## THE REQUEST
Reproduce every entry below precisely; do not include the pictures.

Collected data
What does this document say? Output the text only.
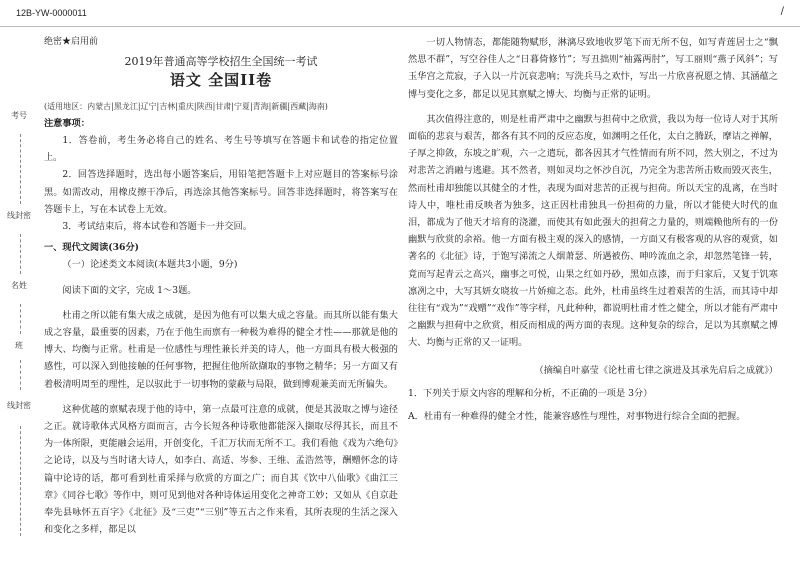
12B-YW-0000011	/
考号
线封密
名姓
班
线封密
绝密★启用前
2019年普通高等学校招生全国统一考试
语文 全国II卷
(适用地区：内蒙古|黑龙江|辽宁|吉林|重庆|陕西|甘肃|宁夏|青海|新疆|西藏|海南)
注意事项：

1．答卷前，考生务必将自己的姓名、考生号等填写在答题卡和试卷的指定位置上。

2．回答选择题时，选出每小题答案后，用铅笔把答题卡上对应题目的答案标号涂黑。如需改动，用橡皮擦干净后，再选涂其他答案标号。回答非选择题时，将答案写在答题卡上，写在本试卷上无效。

3．考试结束后，将本试卷和答题卡一并交回。

一、现代文阅读(36分)

（一）论述类文本阅读(本题共3小题，9分)

阅读下面的文字，完成 1～3题。

杜甫之所以能有集大成之成就，是因为他有可以集大成之容量。而其所以能有集大成之容量，最重要的因素，乃在于他生而禀有一种极为难得的健全才性——那就是他的博大、均衡与正常。杜甫是一位感性与理性兼长并美的诗人，他一方面具有极大极强的感性，可以深入到他接触的任何事物，把握住他所欲撷取的事物之精华；另一方面又有着极清明周至的理性，足以驭此于一切事物的蒙蔽与局限，做到博观兼美而无所偏失。

这种优越的禀赋表现于他的诗中，第一点最可注意的成就，便是其汲取之博与途径之正。就诗歌体式风格方面而言，古今长短各种诗歌他都能深入撷取尽得其长，而且不为一体所限，更能融会运用，开创变化，千汇万状而无所不工。我们看他《戏为六绝句》之论诗，以及与当时诸大诗人，如李白、高适、岑参、王维、孟浩然等，酬赠怀念的诗篇中论诗的话，都可看到杜甫采择与欣赏的方面之广；而自其《饮中八仙歌》《曲江三章》《同谷七歌》等作中，则可见到他对各种诗体运用变化之神奇工妙；又如从《自京赴奉先县咏怀五百字》《北征》及“三吏”“三别”等五古之作来看，其所表现的生活之深入和变化之多样，都足以

一切人物情态，都能随物赋形，淋漓尽致地收罗笔下而无所不包，如写青莲居士之“飘然思不群”，写空谷佳人之“日暮倚修竹”；写丑拙则“袖露两肘”，写工丽则“燕子风斜”；写玉华宫之荒寂，子入以一片沉哀悲响；写洗兵马之欢忭，写出一片欣喜祝愿之情、其涵蕴之博与变化之多，都足以见其禀赋之博大、均衡与正常的证明。

其次值得注意的，则是杜甫严肃中之幽默与担荷中之欣赏，我以为每一位诗人对于其所面临的悲哀与艰苦，都各有其不同的反应态度，如渊明之任化，太白之腾跃，摩诘之禅解，子厚之抑敛，东坡之旷观，六一之遣玩，都各因其才气性情而有所不同，然大别之，不过为对悲苦之消融与逃避。其不然者，则如灵均之怀沙自沉，乃完全为悲苦所击败而毁灭丧生，然而杜甫却独能以其健全的才性，表现为面对悲苦的正视与担荷。所以天宝的乱离，在当时诗人中，唯杜甫反映者为独多，这正因杜甫独具一份担荷的力量，所以才能使大时代的血泪，都成为了他天才培育的浇灌，而使其有如此强大的担荷之力量的，则端赖他所有的一份幽默与欣赏的余裕。他一方面有极主观的深入的感情，一方面又有极客观的从容的观赏，如著名的《北征》诗，于饱写涕流之人烟萧瑟、所遇被伤、呻吟流血之余，却忽然笔锋一转，竟而写起青云之高兴，幽事之可悦，山果之红如丹砂，黑如点漆，而于归家后，又复于饥寒凛冽之中，大写其妍女晓妆一片娇痴之态。此外，杜甫虽终生过着艰苦的生活，而其诗中却往往有“戏为”“戏赠”“戏作”等字样，凡此种种，都说明杜甫才性之健全，所以才能有严肃中之幽默与担荷中之欣赏，相反而相成的两方面的表现。这种复杂的综合，足以为其禀赋之博大、均衡与正常的又一证明。

（摘编自叶嘉莹《论杜甫七律之演进及其承先启后之成就》）
1．下列关于原文内容的理解和分析，不正确的一项是 3分）
A．杜甫有一种难得的健全才性，能兼容感性与理性，对事物进行综合全面的把握。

## WRITTEN SOLUTION
What does this document say? Output the text only.
12B-YW-0000011	/
考号
线封密
名姓
班
线封密
绝密★启用前
2019年普通高等学校招生全国统一考试
语文 全国II卷
(适用地区：内蒙古|黑龙江|辽宁|吉林|重庆|陕西|甘肃|宁夏|青海|新疆|西藏|海南)
注意事项：

1．答卷前，考生务必将自己的姓名、考生号等填写在答题卡和试卷的指定位置上。

2．回答选择题时，选出每小题答案后，用铅笔把答题卡上对应题目的答案标号涂黑。如需改动，用橡皮擦干净后，再选涂其他答案标号。回答非选择题时，将答案写在答题卡上，写在本试卷上无效。

3．考试结束后，将本试卷和答题卡一并交回。

一、现代文阅读(36分)

（一）论述类文本阅读(本题共3小题，9分)

阅读下面的文字，完成 1～3题。

杜甫之所以能有集大成之成就，是因为他有可以集大成之容量。而其所以能有集大成之容量，最重要的因素，乃在于他生而禀有一种极为难得的健全才性——那就是他的博大、均衡与正常。杜甫是一位感性与理性兼长并美的诗人，他一方面具有极大极强的感性，可以深入到他接触的任何事物，把握住他所欲撷取的事物之精华；另一方面又有着极清明周至的理性，足以驭此于一切事物的蒙蔽与局限，做到博观兼美而无所偏失。

这种优越的禀赋表现于他的诗中，第一点最可注意的成就，便是其汲取之博与途径之正。就诗歌体式风格方面而言，古今长短各种诗歌他都能深入撷取尽得其长，而且不为一体所限，更能融会运用，开创变化，千汇万状而无所不工。我们看他《戏为六绝句》之论诗，以及与当时诸大诗人，如李白、高适、岑参、王维、孟浩然等，酬赠怀念的诗篇中论诗的话，都可看到杜甫采择与欣赏的方面之广；而自其《饮中八仙歌》《曲江三章》《同谷七歌》等作中，则可见到他对各种诗体运用变化之神奇工妙；又如从《自京赴奉先县咏怀五百字》《北征》及“三吏”“三别”等五古之作来看，其所表现的生活之深入和变化之多样，都足以

一切人物情态，都能随物赋形，淋漓尽致地收罗笔下而无所不包，如写青莲居士之“飘然思不群”，写空谷佳人之“日暮倚修竹”；写丑拙则“袖露两肘”，写工丽则“燕子风斜”；写玉华宫之荒寂，子入以一片沉哀悲响；写洗兵马之欢忭，写出一片欣喜祝愿之情、其涵蕴之博与变化之多，都足以见其禀赋之博大、均衡与正常的证明。

其次值得注意的，则是杜甫严肃中之幽默与担荷中之欣赏，我以为每一位诗人对于其所面临的悲哀与艰苦，都各有其不同的反应态度，如渊明之任化，太白之腾跃，摩诘之禅解，子厚之抑敛，东坡之旷观，六一之遣玩，都各因其才气性情而有所不同，然大别之，不过为对悲苦之消融与逃避。其不然者，则如灵均之怀沙自沉，乃完全为悲苦所击败而毁灭丧生，然而杜甫却独能以其健全的才性，表现为面对悲苦的正视与担荷。所以天宝的乱离，在当时诗人中，唯杜甫反映者为独多，这正因杜甫独具一份担荷的力量，所以才能使大时代的血泪，都成为了他天才培育的浇灌，而使其有如此强大的担荷之力量的，则端赖他所有的一份幽默与欣赏的余裕。他一方面有极主观的深入的感情，一方面又有极客观的从容的观赏，如著名的《北征》诗，于饱写涕流之人烟萧瑟、所遇被伤、呻吟流血之余，却忽然笔锋一转，竟而写起青云之高兴，幽事之可悦，山果之红如丹砂，黑如点漆，而于归家后，又复于饥寒凛冽之中，大写其妍女晓妆一片娇痴之态。此外，杜甫虽终生过着艰苦的生活，而其诗中却往往有“戏为”“戏赠”“戏作”等字样，凡此种种，都说明杜甫才性之健全，所以才能有严肃中之幽默与担荷中之欣赏，相反而相成的两方面的表现。这种复杂的综合，足以为其禀赋之博大、均衡与正常的又一证明。

（摘编自叶嘉莹《论杜甫七律之演进及其承先启后之成就》）
1．下列关于原文内容的理解和分析，不正确的一项是 3分）
A．杜甫有一种难得的健全才性，能兼容感性与理性，对事物进行综合全面的把握。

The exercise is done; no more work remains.